#### [Task brief]
Using the data beneath, show every line that includes the word "CEST".

#### [Data provided]
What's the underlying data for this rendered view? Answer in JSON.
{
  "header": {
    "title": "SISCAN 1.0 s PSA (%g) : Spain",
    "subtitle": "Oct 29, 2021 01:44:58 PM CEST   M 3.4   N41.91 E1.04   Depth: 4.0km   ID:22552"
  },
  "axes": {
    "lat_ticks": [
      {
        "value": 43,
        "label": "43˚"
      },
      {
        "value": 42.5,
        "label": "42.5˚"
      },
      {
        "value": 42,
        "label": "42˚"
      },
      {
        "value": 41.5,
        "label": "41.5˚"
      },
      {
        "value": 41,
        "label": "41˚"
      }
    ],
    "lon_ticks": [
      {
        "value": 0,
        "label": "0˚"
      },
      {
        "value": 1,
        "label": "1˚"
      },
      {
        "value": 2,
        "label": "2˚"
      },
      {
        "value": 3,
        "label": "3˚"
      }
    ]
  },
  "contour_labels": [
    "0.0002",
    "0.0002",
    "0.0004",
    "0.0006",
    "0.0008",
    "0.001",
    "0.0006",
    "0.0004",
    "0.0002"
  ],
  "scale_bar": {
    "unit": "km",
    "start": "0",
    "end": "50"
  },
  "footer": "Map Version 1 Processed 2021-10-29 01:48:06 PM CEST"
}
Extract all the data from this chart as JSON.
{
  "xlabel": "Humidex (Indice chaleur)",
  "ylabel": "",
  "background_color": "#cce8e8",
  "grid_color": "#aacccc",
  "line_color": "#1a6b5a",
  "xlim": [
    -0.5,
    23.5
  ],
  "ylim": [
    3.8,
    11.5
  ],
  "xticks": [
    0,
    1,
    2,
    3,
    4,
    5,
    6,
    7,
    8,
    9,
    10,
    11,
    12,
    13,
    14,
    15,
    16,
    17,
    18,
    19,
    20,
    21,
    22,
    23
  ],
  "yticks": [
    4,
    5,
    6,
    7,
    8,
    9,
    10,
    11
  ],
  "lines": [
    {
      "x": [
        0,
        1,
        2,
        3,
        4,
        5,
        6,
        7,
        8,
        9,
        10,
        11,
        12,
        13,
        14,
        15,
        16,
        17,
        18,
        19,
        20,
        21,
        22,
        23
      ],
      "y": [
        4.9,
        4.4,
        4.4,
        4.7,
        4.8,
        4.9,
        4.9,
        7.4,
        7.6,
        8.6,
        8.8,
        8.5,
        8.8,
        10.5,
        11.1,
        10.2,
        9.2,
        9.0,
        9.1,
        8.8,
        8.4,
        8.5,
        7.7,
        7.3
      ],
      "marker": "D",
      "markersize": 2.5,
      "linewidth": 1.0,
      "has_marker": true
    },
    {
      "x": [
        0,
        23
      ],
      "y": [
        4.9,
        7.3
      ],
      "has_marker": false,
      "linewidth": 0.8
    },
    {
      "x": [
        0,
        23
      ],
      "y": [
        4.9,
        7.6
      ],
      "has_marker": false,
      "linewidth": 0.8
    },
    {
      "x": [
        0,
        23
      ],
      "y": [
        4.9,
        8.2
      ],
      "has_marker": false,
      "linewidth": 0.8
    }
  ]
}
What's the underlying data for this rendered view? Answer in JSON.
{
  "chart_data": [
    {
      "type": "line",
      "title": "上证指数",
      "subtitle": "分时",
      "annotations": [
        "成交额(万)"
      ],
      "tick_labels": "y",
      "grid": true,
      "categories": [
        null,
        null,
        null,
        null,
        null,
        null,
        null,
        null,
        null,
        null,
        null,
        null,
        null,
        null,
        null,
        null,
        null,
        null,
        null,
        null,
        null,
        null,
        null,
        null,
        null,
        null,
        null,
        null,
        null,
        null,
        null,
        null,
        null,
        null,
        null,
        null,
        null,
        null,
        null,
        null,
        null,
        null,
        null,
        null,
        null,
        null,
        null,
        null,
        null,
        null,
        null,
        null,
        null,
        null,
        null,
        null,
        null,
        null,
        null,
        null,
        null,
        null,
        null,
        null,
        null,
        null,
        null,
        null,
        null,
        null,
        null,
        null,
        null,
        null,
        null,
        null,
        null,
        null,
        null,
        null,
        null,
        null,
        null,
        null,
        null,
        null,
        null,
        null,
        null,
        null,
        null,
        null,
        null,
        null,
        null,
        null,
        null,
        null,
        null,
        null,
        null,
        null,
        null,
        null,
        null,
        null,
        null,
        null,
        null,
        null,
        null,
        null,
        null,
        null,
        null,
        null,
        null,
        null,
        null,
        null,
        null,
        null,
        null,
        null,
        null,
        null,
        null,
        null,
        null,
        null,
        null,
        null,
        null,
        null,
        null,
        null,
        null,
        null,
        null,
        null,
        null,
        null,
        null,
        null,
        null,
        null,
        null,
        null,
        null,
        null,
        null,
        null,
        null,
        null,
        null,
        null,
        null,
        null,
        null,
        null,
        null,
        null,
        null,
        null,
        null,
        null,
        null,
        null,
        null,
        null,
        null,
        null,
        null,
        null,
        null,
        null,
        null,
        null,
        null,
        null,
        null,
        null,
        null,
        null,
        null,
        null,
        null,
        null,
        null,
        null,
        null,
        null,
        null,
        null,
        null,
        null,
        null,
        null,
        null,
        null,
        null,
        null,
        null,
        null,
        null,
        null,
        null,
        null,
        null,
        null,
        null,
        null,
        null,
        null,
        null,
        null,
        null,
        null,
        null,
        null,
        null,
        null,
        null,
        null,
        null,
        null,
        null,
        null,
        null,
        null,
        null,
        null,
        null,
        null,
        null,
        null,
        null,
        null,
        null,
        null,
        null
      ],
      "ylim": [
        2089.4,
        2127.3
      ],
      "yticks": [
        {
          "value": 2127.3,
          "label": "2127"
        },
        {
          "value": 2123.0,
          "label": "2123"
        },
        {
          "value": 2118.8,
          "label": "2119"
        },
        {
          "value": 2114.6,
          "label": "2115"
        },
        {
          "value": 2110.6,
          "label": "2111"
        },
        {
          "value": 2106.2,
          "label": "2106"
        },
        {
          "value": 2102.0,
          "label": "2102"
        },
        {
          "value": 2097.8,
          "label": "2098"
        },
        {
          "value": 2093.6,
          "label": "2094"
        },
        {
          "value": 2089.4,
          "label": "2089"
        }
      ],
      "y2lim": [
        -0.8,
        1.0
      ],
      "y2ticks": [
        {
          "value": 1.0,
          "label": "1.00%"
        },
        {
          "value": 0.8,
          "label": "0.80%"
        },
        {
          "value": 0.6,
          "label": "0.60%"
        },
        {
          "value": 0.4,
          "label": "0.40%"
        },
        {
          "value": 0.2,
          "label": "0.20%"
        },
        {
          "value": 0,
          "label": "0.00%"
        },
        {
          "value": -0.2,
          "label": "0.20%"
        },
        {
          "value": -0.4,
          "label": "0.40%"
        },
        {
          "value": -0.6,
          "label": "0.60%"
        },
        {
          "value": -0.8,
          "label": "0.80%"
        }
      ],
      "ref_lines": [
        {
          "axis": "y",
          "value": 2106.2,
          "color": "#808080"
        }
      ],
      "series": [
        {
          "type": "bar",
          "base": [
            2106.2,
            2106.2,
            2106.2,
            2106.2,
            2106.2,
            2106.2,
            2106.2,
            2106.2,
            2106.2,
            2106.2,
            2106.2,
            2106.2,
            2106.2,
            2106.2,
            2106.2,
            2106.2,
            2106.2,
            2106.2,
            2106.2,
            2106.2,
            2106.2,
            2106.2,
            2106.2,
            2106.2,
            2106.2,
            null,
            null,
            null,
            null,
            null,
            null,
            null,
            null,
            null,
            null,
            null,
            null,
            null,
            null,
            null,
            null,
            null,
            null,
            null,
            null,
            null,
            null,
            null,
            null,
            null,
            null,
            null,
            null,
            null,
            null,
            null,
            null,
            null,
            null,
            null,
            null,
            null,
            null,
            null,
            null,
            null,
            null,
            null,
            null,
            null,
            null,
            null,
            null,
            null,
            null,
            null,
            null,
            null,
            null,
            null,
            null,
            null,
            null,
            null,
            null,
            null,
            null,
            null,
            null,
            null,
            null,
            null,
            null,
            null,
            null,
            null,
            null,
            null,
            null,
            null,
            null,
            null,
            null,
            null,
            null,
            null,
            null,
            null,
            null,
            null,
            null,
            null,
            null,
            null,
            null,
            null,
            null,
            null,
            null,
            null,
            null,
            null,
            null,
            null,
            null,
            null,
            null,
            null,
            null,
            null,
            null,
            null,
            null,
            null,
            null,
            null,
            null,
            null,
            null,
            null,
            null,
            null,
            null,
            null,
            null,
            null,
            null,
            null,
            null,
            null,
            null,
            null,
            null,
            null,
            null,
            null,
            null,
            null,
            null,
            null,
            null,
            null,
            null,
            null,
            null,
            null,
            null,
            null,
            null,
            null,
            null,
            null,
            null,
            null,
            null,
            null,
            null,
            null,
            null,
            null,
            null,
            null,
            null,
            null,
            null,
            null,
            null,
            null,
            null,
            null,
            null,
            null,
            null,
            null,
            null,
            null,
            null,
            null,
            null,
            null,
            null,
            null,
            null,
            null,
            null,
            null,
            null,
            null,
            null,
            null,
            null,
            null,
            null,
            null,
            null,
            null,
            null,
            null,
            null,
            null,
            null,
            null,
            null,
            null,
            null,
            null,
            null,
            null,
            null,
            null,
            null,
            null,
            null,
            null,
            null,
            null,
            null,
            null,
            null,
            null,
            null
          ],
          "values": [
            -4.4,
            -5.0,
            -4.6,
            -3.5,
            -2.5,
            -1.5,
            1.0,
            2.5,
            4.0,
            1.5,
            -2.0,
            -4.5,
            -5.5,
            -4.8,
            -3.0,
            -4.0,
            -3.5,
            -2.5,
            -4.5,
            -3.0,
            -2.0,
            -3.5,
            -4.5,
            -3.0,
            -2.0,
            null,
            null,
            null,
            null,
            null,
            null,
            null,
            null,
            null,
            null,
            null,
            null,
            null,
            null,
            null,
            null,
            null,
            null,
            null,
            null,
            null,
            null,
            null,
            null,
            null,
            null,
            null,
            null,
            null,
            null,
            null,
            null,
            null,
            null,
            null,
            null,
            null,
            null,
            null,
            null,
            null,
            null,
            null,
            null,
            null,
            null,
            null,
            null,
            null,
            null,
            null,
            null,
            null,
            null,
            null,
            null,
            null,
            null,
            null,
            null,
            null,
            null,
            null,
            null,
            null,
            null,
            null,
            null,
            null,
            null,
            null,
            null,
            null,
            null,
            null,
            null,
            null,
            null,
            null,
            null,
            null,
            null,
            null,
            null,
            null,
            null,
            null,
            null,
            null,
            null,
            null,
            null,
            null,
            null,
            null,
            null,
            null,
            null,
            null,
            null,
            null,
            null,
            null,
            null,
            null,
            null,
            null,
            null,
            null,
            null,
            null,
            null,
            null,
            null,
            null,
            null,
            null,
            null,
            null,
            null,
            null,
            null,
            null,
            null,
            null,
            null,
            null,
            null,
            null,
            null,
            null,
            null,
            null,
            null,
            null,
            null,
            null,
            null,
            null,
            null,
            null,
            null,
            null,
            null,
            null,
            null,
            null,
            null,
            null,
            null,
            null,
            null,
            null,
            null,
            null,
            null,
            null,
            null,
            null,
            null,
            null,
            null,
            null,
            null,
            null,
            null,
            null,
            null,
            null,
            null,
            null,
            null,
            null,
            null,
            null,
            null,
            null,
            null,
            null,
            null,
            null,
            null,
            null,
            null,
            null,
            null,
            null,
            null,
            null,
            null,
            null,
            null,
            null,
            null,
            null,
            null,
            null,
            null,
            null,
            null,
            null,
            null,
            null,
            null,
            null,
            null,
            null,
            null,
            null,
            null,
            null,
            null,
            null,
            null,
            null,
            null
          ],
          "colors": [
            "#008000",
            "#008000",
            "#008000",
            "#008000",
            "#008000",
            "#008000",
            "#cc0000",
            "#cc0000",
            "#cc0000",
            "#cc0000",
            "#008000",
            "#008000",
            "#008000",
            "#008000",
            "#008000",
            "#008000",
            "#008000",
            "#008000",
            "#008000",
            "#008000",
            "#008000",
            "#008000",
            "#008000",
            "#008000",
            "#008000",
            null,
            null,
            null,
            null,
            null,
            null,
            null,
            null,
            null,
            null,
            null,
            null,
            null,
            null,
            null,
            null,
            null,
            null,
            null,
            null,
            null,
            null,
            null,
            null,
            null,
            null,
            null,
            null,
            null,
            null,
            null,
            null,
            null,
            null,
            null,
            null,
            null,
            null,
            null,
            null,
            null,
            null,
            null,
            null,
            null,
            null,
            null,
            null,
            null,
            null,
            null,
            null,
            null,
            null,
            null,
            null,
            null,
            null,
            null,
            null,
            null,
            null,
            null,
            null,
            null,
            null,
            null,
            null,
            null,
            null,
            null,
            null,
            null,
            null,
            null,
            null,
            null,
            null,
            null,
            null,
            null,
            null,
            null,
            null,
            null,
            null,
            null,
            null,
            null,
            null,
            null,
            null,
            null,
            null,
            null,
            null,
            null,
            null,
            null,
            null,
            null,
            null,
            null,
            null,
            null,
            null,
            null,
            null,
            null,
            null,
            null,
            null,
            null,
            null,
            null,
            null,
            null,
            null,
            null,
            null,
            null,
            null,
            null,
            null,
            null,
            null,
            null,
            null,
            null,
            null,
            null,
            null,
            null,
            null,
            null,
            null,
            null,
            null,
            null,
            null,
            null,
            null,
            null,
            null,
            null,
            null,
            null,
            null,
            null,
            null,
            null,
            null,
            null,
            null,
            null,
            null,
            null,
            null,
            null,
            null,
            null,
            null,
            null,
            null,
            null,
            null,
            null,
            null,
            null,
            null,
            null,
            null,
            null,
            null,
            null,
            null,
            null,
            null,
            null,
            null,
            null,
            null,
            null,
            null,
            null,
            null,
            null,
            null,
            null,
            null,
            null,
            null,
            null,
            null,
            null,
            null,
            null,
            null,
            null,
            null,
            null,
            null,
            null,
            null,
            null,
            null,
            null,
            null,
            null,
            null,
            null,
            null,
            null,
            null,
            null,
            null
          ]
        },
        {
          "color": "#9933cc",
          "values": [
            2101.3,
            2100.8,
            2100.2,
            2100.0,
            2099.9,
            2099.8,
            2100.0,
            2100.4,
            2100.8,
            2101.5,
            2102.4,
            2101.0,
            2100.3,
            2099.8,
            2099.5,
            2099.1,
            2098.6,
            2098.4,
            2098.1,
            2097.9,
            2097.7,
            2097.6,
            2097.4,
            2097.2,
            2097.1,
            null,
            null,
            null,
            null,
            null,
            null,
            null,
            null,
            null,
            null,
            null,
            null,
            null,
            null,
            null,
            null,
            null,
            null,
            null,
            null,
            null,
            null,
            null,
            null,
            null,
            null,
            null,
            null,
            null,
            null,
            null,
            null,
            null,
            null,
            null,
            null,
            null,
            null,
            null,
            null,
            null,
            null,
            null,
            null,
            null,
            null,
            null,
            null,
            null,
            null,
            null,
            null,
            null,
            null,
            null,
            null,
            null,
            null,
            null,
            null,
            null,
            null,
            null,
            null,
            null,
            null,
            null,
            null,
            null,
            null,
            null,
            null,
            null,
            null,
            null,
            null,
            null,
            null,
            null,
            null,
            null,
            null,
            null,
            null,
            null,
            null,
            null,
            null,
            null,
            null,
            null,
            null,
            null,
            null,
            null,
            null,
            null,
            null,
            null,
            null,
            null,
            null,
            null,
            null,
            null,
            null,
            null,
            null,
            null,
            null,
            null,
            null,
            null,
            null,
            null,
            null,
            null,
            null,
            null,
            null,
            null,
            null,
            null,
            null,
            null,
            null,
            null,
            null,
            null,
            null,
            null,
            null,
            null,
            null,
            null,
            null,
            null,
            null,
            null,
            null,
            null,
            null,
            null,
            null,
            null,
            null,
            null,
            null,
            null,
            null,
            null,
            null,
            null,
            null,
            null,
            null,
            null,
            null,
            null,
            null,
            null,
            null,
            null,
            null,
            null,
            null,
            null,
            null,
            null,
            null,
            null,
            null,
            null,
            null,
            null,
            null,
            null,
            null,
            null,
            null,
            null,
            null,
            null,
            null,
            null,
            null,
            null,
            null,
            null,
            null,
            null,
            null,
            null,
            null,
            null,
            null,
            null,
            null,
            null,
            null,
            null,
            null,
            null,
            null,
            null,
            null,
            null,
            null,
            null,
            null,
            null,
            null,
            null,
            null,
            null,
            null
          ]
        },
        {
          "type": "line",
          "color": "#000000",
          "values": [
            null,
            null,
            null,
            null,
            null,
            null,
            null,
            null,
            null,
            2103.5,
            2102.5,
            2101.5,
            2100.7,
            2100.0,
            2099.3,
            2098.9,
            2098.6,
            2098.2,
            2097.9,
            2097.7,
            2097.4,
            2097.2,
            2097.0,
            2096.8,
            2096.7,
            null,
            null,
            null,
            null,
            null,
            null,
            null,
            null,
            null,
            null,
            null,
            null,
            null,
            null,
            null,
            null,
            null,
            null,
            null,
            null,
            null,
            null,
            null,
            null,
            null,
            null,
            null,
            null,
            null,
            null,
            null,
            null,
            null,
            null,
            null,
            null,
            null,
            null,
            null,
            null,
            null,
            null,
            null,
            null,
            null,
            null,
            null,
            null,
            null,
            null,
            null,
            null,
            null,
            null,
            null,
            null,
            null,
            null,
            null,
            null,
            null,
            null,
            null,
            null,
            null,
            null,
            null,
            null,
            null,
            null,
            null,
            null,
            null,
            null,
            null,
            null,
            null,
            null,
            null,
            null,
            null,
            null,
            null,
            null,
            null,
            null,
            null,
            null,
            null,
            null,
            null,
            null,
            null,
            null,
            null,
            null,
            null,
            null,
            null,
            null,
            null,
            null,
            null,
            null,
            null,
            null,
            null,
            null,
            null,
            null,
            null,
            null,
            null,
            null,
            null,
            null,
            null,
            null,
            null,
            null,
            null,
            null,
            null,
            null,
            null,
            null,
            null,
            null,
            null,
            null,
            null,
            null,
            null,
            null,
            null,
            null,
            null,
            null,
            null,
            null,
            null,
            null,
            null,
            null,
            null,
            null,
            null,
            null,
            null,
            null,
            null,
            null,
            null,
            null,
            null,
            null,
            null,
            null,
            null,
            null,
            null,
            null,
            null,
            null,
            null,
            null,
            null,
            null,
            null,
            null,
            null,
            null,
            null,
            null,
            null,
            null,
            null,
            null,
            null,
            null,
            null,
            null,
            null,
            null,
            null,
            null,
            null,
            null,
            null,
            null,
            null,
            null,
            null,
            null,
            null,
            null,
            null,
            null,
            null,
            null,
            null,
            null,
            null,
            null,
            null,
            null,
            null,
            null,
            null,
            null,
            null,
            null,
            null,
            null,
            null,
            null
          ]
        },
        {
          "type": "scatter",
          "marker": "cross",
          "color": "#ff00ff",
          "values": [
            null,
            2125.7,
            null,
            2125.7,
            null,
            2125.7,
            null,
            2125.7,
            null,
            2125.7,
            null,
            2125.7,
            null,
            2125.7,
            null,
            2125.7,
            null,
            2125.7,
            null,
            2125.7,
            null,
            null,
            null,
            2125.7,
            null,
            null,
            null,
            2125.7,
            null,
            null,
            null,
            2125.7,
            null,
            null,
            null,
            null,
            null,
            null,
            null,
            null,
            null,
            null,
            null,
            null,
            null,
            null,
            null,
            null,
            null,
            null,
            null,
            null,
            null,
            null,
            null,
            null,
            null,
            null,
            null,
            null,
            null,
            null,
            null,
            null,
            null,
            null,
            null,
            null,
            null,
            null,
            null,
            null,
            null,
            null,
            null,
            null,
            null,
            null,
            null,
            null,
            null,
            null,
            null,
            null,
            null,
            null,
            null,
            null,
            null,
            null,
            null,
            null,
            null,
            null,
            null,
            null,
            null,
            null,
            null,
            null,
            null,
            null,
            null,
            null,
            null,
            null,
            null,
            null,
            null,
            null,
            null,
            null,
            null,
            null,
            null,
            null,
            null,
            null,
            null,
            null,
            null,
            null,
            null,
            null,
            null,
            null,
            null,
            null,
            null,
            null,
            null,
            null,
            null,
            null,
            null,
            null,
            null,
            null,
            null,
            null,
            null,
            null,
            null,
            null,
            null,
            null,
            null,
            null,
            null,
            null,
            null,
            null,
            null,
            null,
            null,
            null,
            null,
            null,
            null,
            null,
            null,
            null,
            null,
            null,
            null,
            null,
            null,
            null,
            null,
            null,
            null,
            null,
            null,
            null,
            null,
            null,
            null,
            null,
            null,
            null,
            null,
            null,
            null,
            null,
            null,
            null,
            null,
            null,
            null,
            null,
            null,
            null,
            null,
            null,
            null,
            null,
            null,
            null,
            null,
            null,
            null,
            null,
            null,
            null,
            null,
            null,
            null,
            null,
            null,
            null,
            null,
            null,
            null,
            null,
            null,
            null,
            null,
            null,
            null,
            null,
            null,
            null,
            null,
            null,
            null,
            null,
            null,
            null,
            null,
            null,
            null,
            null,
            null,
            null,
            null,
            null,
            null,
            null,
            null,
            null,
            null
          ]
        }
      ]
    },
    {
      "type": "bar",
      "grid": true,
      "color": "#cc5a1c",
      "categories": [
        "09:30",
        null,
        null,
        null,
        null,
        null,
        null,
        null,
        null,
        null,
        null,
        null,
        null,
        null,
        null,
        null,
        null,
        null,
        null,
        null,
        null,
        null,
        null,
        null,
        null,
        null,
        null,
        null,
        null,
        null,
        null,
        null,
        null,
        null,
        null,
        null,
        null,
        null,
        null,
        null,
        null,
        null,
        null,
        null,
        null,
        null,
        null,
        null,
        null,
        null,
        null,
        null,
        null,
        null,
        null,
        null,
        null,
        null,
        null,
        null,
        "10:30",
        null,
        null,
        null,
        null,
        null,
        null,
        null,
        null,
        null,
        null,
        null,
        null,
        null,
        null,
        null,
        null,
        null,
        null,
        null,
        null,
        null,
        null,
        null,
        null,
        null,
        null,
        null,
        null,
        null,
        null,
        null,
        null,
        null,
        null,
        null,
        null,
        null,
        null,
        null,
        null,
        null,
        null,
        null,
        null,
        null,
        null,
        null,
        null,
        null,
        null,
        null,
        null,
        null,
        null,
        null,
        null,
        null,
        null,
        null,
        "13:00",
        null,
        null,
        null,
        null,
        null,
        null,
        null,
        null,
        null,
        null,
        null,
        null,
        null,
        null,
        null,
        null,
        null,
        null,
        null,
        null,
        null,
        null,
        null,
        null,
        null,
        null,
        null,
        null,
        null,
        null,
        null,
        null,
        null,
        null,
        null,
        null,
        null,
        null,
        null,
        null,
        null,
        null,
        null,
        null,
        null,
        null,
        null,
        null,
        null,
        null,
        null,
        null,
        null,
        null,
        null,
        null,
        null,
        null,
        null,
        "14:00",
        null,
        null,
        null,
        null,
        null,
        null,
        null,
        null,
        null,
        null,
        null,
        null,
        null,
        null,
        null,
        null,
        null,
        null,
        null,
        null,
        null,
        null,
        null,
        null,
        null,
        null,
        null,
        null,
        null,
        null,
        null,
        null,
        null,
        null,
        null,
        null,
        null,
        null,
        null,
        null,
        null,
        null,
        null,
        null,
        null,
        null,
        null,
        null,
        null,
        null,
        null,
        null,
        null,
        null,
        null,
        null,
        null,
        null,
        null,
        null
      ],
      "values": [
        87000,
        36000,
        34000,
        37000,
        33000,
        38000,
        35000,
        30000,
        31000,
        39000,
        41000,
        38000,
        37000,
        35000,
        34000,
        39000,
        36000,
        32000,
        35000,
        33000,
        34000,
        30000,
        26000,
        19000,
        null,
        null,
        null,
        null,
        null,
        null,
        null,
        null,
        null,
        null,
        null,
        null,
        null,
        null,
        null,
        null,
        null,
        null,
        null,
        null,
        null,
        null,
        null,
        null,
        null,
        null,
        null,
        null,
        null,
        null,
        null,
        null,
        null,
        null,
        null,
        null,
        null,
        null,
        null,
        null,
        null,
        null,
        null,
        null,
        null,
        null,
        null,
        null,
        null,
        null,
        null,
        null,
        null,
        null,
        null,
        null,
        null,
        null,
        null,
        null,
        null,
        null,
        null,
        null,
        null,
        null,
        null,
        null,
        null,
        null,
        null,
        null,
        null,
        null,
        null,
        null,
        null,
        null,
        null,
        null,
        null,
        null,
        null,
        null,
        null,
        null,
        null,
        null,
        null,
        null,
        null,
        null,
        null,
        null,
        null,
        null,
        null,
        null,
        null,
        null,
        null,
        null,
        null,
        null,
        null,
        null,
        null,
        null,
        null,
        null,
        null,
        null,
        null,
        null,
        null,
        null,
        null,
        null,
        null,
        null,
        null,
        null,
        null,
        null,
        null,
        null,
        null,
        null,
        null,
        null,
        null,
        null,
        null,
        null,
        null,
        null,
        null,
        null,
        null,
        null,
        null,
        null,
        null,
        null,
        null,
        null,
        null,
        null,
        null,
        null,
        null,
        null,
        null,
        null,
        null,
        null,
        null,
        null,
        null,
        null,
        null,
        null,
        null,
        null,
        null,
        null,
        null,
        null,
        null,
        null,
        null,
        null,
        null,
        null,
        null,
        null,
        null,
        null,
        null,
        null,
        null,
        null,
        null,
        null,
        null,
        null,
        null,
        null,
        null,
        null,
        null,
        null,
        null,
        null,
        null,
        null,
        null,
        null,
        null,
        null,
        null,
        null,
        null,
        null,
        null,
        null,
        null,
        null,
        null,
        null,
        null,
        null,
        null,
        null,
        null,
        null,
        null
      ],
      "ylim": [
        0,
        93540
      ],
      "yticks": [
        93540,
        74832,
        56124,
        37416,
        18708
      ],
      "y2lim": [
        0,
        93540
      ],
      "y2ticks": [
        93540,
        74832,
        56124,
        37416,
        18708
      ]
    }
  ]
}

#### [The output]
    "subtitle": "Oct 29, 2021 01:44:58 PM CEST   M 3.4   N41.91 E1.04   Depth: 4.0km   ID:22552"
  "footer": "Map Version 1 Processed 2021-10-29 01:48:06 PM CEST"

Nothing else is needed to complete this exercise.